- Aim of the task
Each record is to be printed again precisely as it reads.

- Items
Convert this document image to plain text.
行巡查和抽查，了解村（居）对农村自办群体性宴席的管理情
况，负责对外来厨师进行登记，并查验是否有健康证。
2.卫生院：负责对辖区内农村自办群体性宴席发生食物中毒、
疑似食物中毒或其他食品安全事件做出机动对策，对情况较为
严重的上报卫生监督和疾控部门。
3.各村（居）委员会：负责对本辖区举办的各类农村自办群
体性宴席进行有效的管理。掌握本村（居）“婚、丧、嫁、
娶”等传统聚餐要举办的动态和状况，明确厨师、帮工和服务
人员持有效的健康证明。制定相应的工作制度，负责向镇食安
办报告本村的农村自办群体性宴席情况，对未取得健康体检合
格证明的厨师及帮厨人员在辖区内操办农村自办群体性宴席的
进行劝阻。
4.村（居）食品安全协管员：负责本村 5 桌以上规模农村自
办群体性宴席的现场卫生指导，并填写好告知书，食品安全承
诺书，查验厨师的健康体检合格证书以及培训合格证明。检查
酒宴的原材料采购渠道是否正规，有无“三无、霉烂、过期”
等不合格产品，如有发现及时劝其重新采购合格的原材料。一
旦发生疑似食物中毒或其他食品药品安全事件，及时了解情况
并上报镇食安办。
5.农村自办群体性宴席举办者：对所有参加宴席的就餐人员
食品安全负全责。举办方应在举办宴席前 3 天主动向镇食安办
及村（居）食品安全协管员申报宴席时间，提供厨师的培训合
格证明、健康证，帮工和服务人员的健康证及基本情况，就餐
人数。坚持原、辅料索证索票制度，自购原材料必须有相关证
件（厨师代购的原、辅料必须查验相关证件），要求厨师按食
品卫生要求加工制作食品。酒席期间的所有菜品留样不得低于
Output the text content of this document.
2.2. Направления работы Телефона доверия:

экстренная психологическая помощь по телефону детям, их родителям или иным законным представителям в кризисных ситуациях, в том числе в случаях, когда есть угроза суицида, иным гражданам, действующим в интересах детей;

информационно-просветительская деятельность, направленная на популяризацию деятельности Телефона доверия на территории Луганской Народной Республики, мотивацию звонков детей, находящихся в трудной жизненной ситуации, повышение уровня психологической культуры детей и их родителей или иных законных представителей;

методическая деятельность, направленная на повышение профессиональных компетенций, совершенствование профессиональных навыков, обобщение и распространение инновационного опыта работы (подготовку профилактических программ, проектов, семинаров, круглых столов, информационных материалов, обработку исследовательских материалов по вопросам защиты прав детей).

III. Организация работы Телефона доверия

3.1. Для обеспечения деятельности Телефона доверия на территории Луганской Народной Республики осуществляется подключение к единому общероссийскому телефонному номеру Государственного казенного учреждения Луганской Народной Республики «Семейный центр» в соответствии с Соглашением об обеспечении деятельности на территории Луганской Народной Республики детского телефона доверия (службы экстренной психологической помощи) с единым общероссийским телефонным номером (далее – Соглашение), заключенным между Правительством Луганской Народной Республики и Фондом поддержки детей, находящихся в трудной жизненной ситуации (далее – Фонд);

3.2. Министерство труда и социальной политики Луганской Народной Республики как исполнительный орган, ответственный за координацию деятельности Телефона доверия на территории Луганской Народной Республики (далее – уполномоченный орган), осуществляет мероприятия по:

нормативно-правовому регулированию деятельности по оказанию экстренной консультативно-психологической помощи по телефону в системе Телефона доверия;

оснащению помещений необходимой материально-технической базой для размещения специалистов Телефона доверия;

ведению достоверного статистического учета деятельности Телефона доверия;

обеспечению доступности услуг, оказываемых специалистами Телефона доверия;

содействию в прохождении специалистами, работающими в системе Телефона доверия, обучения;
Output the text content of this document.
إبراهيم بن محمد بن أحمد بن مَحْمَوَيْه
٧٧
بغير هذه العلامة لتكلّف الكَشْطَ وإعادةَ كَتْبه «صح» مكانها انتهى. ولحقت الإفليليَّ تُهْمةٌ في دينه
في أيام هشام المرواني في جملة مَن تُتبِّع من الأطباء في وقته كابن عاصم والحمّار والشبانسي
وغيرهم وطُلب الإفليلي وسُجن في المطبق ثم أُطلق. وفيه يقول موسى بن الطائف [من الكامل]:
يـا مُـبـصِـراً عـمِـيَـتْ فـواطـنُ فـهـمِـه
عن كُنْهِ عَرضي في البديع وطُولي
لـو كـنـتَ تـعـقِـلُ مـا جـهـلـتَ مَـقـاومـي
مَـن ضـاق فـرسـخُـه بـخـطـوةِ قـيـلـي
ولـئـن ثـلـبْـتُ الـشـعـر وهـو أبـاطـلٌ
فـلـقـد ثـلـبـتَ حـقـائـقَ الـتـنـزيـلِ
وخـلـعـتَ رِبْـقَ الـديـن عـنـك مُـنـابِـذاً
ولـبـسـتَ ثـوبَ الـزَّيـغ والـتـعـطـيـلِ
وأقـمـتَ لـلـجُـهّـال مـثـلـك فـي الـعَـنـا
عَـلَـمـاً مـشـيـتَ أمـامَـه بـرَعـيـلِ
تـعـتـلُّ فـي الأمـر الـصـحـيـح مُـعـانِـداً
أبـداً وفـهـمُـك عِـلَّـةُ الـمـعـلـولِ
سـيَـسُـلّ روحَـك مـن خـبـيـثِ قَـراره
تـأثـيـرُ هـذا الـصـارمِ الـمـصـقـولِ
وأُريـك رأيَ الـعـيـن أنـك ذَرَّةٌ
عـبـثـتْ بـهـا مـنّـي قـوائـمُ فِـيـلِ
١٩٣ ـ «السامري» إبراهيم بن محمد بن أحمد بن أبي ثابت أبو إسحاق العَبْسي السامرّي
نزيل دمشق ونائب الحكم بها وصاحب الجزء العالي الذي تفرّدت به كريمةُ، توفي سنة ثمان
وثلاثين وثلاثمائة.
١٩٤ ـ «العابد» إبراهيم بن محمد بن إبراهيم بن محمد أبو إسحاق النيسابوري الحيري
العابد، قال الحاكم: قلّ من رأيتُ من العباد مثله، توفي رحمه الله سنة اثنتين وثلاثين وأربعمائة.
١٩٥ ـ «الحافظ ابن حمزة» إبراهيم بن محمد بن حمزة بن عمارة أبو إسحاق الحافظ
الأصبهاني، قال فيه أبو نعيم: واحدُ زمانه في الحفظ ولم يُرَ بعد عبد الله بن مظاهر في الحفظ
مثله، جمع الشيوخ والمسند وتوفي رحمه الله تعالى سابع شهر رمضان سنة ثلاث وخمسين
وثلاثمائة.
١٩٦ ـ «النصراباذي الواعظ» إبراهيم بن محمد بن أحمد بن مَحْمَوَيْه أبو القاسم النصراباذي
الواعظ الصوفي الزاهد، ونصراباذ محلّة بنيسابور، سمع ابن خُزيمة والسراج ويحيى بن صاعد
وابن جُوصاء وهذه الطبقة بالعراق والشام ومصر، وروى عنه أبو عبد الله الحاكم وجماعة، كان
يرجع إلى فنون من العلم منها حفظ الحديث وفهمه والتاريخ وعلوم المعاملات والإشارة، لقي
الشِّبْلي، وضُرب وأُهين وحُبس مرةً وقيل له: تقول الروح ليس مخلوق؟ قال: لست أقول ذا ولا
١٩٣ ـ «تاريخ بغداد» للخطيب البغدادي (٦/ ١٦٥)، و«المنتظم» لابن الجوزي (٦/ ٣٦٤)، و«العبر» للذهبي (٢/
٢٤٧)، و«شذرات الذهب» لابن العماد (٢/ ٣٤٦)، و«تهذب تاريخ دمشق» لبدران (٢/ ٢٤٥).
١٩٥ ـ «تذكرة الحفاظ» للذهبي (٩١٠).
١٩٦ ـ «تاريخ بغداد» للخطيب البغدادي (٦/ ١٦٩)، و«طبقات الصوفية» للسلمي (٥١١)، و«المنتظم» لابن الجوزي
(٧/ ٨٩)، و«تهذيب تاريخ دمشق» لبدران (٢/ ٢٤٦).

- Exercise output
Convert this document image to plain text.
行巡查和抽查，了解村（居）对农村自办群体性宴席的管理情
况，负责对外来厨师进行登记，并查验是否有健康证。
2.卫生院：负责对辖区内农村自办群体性宴席发生食物中毒、
疑似食物中毒或其他食品安全事件做出机动对策，对情况较为
严重的上报卫生监督和疾控部门。
3.各村（居）委员会：负责对本辖区举办的各类农村自办群
体性宴席进行有效的管理。掌握本村（居）“婚、丧、嫁、
娶”等传统聚餐要举办的动态和状况，明确厨师、帮工和服务
人员持有效的健康证明。制定相应的工作制度，负责向镇食安
办报告本村的农村自办群体性宴席情况，对未取得健康体检合
格证明的厨师及帮厨人员在辖区内操办农村自办群体性宴席的
进行劝阻。
4.村（居）食品安全协管员：负责本村 5 桌以上规模农村自
办群体性宴席的现场卫生指导，并填写好告知书，食品安全承
诺书，查验厨师的健康体检合格证书以及培训合格证明。检查
酒宴的原材料采购渠道是否正规，有无“三无、霉烂、过期”
等不合格产品，如有发现及时劝其重新采购合格的原材料。一
旦发生疑似食物中毒或其他食品药品安全事件，及时了解情况
并上报镇食安办。
5.农村自办群体性宴席举办者：对所有参加宴席的就餐人员
食品安全负全责。举办方应在举办宴席前 3 天主动向镇食安办
及村（居）食品安全协管员申报宴席时间，提供厨师的培训合
格证明、健康证，帮工和服务人员的健康证及基本情况，就餐
人数。坚持原、辅料索证索票制度，自购原材料必须有相关证
件（厨师代购的原、辅料必须查验相关证件），要求厨师按食
品卫生要求加工制作食品。酒席期间的所有菜品留样不得低于
Output the text content of this document.
2.2. Направления работы Телефона доверия:

экстренная психологическая помощь по телефону детям, их родителям или иным законным представителям в кризисных ситуациях, в том числе в случаях, когда есть угроза суицида, иным гражданам, действующим в интересах детей;

информационно-просветительская деятельность, направленная на популяризацию деятельности Телефона доверия на территории Луганской Народной Республики, мотивацию звонков детей, находящихся в трудной жизненной ситуации, повышение уровня психологической культуры детей и их родителей или иных законных представителей;

методическая деятельность, направленная на повышение профессиональных компетенций, совершенствование профессиональных навыков, обобщение и распространение инновационного опыта работы (подготовку профилактических программ, проектов, семинаров, круглых столов, информационных материалов, обработку исследовательских материалов по вопросам защиты прав детей).

III. Организация работы Телефона доверия

3.1. Для обеспечения деятельности Телефона доверия на территории Луганской Народной Республики осуществляется подключение к единому общероссийскому телефонному номеру Государственного казенного учреждения Луганской Народной Республики «Семейный центр» в соответствии с Соглашением об обеспечении деятельности на территории Луганской Народной Республики детского телефона доверия (службы экстренной психологической помощи) с единым общероссийским телефонным номером (далее – Соглашение), заключенным между Правительством Луганской Народной Республики и Фондом поддержки детей, находящихся в трудной жизненной ситуации (далее – Фонд);

3.2. Министерство труда и социальной политики Луганской Народной Республики как исполнительный орган, ответственный за координацию деятельности Телефона доверия на территории Луганской Народной Республики (далее – уполномоченный орган), осуществляет мероприятия по:

нормативно-правовому регулированию деятельности по оказанию экстренной консультативно-психологической помощи по телефону в системе Телефона доверия;

оснащению помещений необходимой материально-технической базой для размещения специалистов Телефона доверия;

ведению достоверного статистического учета деятельности Телефона доверия;

обеспечению доступности услуг, оказываемых специалистами Телефона доверия;

содействию в прохождении специалистами, работающими в системе Телефона доверия, обучения;
Output the text content of this document.
إبراهيم بن محمد بن أحمد بن مَحْمَوَيْه
٧٧
بغير هذه العلامة لتكلّف الكَشْطَ وإعادةَ كَتْبه «صح» مكانها انتهى. ولحقت الإفليليَّ تُهْمةٌ في دينه
في أيام هشام المرواني في جملة مَن تُتبِّع من الأطباء في وقته كابن عاصم والحمّار والشبانسي
وغيرهم وطُلب الإفليلي وسُجن في المطبق ثم أُطلق. وفيه يقول موسى بن الطائف [من الكامل]:
يـا مُـبـصِـراً عـمِـيَـتْ فـواطـنُ فـهـمِـه
عن كُنْهِ عَرضي في البديع وطُولي
لـو كـنـتَ تـعـقِـلُ مـا جـهـلـتَ مَـقـاومـي
مَـن ضـاق فـرسـخُـه بـخـطـوةِ قـيـلـي
ولـئـن ثـلـبْـتُ الـشـعـر وهـو أبـاطـلٌ
فـلـقـد ثـلـبـتَ حـقـائـقَ الـتـنـزيـلِ
وخـلـعـتَ رِبْـقَ الـديـن عـنـك مُـنـابِـذاً
ولـبـسـتَ ثـوبَ الـزَّيـغ والـتـعـطـيـلِ
وأقـمـتَ لـلـجُـهّـال مـثـلـك فـي الـعَـنـا
عَـلَـمـاً مـشـيـتَ أمـامَـه بـرَعـيـلِ
تـعـتـلُّ فـي الأمـر الـصـحـيـح مُـعـانِـداً
أبـداً وفـهـمُـك عِـلَّـةُ الـمـعـلـولِ
سـيَـسُـلّ روحَـك مـن خـبـيـثِ قَـراره
تـأثـيـرُ هـذا الـصـارمِ الـمـصـقـولِ
وأُريـك رأيَ الـعـيـن أنـك ذَرَّةٌ
عـبـثـتْ بـهـا مـنّـي قـوائـمُ فِـيـلِ
١٩٣ ـ «السامري» إبراهيم بن محمد بن أحمد بن أبي ثابت أبو إسحاق العَبْسي السامرّي
نزيل دمشق ونائب الحكم بها وصاحب الجزء العالي الذي تفرّدت به كريمةُ، توفي سنة ثمان
وثلاثين وثلاثمائة.
١٩٤ ـ «العابد» إبراهيم بن محمد بن إبراهيم بن محمد أبو إسحاق النيسابوري الحيري
العابد، قال الحاكم: قلّ من رأيتُ من العباد مثله، توفي رحمه الله سنة اثنتين وثلاثين وأربعمائة.
١٩٥ ـ «الحافظ ابن حمزة» إبراهيم بن محمد بن حمزة بن عمارة أبو إسحاق الحافظ
الأصبهاني، قال فيه أبو نعيم: واحدُ زمانه في الحفظ ولم يُرَ بعد عبد الله بن مظاهر في الحفظ
مثله، جمع الشيوخ والمسند وتوفي رحمه الله تعالى سابع شهر رمضان سنة ثلاث وخمسين
وثلاثمائة.
١٩٦ ـ «النصراباذي الواعظ» إبراهيم بن محمد بن أحمد بن مَحْمَوَيْه أبو القاسم النصراباذي
الواعظ الصوفي الزاهد، ونصراباذ محلّة بنيسابور، سمع ابن خُزيمة والسراج ويحيى بن صاعد
وابن جُوصاء وهذه الطبقة بالعراق والشام ومصر، وروى عنه أبو عبد الله الحاكم وجماعة، كان
يرجع إلى فنون من العلم منها حفظ الحديث وفهمه والتاريخ وعلوم المعاملات والإشارة، لقي
الشِّبْلي، وضُرب وأُهين وحُبس مرةً وقيل له: تقول الروح ليس مخلوق؟ قال: لست أقول ذا ولا
١٩٣ ـ «تاريخ بغداد» للخطيب البغدادي (٦/ ١٦٥)، و«المنتظم» لابن الجوزي (٦/ ٣٦٤)، و«العبر» للذهبي (٢/
٢٤٧)، و«شذرات الذهب» لابن العماد (٢/ ٣٤٦)، و«تهذب تاريخ دمشق» لبدران (٢/ ٢٤٥).
١٩٥ ـ «تذكرة الحفاظ» للذهبي (٩١٠).
١٩٦ ـ «تاريخ بغداد» للخطيب البغدادي (٦/ ١٦٩)، و«طبقات الصوفية» للسلمي (٥١١)، و«المنتظم» لابن الجوزي
(٧/ ٨٩)، و«تهذيب تاريخ دمشق» لبدران (٢/ ٢٤٦).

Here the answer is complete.